--- start ---

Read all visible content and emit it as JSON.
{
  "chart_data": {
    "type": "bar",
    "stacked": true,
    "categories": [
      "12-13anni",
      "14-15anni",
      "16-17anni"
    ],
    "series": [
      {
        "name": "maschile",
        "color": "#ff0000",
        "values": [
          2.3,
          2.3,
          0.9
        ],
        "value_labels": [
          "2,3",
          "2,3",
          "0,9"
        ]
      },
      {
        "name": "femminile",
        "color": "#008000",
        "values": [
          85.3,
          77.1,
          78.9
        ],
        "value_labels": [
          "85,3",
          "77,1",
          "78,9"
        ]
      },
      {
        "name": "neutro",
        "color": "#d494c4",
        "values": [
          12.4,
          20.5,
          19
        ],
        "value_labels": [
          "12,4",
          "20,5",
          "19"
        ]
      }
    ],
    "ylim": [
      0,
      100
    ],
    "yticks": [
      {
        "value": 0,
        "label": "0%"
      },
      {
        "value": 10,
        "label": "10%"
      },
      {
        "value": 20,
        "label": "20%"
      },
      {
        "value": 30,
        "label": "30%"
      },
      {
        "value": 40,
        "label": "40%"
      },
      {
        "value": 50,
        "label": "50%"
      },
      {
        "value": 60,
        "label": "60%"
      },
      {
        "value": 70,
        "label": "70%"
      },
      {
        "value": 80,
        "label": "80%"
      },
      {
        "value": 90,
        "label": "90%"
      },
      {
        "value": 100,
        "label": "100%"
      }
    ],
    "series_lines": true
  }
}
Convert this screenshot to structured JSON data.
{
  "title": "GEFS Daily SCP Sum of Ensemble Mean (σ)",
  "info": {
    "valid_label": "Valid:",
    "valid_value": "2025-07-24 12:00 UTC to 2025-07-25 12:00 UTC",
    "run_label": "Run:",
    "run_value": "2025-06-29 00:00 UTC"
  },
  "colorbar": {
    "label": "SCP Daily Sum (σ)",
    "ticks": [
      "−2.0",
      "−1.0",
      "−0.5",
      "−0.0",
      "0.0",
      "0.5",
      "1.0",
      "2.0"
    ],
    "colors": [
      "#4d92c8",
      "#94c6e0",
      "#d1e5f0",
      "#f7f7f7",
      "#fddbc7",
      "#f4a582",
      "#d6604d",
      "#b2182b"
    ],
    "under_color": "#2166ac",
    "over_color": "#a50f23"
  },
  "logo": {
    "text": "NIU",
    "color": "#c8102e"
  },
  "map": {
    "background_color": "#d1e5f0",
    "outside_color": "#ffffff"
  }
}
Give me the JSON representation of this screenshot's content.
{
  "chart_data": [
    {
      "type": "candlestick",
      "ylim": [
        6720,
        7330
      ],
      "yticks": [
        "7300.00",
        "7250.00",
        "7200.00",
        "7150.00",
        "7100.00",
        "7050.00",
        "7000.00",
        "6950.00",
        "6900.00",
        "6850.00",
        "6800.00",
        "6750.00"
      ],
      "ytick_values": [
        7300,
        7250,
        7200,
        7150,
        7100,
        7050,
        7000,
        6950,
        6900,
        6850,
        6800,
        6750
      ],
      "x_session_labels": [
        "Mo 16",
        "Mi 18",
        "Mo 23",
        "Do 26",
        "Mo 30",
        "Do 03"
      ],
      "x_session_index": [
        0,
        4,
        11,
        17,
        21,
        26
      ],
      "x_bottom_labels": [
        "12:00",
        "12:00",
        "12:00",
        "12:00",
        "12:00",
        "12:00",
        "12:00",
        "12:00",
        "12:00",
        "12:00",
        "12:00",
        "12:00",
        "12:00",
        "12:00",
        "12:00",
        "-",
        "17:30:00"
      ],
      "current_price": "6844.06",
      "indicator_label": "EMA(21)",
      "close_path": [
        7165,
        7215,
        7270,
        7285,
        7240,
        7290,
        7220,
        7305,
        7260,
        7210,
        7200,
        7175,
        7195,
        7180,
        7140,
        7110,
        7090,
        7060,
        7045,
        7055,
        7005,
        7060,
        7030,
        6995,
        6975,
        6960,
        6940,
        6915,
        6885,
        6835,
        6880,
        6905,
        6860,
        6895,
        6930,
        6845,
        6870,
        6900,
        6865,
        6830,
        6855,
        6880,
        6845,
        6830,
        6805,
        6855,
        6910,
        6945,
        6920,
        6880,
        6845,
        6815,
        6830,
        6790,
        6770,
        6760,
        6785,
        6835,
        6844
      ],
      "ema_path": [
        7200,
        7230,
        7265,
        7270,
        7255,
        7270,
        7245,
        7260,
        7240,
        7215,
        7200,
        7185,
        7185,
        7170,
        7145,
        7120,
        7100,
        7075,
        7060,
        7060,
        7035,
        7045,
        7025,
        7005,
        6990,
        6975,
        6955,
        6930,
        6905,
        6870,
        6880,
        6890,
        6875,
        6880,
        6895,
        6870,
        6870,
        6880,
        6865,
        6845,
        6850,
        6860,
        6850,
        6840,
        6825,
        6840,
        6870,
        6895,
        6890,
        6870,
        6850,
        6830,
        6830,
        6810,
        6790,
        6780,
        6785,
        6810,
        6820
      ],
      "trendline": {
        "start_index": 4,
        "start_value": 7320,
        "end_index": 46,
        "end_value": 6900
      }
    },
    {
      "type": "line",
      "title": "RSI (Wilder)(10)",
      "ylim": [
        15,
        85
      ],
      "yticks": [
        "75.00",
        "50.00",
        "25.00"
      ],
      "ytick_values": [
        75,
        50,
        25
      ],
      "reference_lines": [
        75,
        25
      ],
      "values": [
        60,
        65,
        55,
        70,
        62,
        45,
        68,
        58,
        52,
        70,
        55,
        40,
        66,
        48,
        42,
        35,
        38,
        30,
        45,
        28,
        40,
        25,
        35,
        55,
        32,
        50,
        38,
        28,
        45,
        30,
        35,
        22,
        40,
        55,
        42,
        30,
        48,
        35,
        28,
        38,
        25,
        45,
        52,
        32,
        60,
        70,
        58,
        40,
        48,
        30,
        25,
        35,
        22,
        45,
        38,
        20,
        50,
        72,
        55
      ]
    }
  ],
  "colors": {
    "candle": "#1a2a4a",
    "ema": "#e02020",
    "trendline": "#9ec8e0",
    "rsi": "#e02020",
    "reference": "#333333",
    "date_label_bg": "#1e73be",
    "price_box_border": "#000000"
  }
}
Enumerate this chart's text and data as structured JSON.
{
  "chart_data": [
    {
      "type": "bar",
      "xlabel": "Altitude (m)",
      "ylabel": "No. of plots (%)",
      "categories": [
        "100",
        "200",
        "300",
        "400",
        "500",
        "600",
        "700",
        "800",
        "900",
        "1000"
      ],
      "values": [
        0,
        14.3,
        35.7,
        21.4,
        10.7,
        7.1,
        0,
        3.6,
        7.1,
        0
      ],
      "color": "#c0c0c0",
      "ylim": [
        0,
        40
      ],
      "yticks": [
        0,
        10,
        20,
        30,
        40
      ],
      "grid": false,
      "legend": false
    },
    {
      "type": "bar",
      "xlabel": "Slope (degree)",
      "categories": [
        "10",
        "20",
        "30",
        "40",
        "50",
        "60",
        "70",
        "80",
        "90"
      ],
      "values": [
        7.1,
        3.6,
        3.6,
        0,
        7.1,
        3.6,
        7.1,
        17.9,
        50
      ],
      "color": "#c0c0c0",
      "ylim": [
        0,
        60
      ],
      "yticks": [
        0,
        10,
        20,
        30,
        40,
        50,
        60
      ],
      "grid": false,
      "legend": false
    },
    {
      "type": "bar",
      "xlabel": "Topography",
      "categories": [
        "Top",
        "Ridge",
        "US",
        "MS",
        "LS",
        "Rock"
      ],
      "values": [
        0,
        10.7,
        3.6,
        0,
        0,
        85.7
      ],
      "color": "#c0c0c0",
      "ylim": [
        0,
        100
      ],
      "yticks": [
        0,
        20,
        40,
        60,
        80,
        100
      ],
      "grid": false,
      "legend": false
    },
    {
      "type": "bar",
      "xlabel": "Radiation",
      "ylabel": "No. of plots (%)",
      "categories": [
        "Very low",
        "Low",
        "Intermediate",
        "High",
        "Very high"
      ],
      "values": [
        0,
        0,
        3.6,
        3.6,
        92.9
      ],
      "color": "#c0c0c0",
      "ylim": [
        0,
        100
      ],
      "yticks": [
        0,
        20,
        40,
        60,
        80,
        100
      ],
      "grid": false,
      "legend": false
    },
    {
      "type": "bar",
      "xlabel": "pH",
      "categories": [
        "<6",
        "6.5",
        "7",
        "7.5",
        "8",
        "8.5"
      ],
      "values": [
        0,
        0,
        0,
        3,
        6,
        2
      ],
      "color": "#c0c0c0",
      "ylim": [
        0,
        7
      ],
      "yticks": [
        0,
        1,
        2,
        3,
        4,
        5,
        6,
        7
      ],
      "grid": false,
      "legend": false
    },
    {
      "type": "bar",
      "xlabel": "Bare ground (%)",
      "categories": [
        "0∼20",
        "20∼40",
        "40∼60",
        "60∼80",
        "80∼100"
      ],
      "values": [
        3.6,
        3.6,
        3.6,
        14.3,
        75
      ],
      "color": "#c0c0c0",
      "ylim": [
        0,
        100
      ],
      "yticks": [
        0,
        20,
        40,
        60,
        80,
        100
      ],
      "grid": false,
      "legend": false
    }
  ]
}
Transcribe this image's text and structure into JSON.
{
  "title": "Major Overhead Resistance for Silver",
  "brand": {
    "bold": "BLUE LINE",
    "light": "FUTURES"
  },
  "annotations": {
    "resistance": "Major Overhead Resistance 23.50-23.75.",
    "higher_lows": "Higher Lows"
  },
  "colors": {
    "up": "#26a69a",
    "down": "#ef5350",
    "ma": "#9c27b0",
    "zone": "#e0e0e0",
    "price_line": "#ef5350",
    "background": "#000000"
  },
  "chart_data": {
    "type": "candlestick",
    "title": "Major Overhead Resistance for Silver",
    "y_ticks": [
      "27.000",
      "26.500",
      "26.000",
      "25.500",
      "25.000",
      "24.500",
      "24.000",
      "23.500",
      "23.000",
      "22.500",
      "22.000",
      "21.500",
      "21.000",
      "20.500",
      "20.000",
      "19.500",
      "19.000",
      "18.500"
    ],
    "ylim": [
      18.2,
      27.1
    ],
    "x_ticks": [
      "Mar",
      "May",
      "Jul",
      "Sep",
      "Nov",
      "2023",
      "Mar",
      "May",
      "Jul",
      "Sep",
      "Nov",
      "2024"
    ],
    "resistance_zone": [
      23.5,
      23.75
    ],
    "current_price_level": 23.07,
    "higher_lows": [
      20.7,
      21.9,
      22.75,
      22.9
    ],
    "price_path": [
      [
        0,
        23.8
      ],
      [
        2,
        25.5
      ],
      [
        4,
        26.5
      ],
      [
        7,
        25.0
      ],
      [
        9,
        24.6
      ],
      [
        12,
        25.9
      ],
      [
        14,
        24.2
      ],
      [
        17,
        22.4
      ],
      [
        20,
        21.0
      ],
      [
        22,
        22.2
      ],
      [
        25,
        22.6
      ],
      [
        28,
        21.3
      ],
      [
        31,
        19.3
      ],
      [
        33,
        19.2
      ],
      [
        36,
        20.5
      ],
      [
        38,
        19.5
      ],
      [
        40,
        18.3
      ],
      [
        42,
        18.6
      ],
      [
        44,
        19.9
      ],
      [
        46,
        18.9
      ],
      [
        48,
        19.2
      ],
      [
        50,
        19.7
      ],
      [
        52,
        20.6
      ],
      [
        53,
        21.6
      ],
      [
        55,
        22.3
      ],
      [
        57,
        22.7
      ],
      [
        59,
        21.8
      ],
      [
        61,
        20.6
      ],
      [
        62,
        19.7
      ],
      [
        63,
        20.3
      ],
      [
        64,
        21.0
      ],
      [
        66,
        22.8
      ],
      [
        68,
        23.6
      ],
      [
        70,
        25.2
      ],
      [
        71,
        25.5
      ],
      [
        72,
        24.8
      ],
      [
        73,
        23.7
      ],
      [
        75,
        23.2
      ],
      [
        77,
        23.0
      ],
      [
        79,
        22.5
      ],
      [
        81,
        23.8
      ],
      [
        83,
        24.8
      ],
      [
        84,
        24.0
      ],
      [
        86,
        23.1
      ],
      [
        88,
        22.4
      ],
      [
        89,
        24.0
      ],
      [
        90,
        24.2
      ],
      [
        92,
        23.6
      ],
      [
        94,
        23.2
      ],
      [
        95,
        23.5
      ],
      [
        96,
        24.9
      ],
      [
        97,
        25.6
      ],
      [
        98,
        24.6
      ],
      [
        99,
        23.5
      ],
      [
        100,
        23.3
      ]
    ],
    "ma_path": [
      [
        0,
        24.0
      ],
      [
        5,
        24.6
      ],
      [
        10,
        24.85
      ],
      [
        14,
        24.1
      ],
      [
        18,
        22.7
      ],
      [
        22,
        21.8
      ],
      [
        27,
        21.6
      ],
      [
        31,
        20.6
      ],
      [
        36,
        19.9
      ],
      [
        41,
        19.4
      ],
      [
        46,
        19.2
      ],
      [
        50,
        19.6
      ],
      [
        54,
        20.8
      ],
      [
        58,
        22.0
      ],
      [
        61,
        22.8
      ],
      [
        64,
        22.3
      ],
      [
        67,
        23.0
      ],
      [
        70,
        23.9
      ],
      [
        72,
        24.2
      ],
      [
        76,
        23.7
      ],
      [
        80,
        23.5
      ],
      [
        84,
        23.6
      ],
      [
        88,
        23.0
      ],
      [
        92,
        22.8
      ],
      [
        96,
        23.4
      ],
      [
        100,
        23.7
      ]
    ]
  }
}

--- end ---

THE TASK
Say how many lines of the data hold the string "name". Reply with the number alone.

FINISHED TASK
3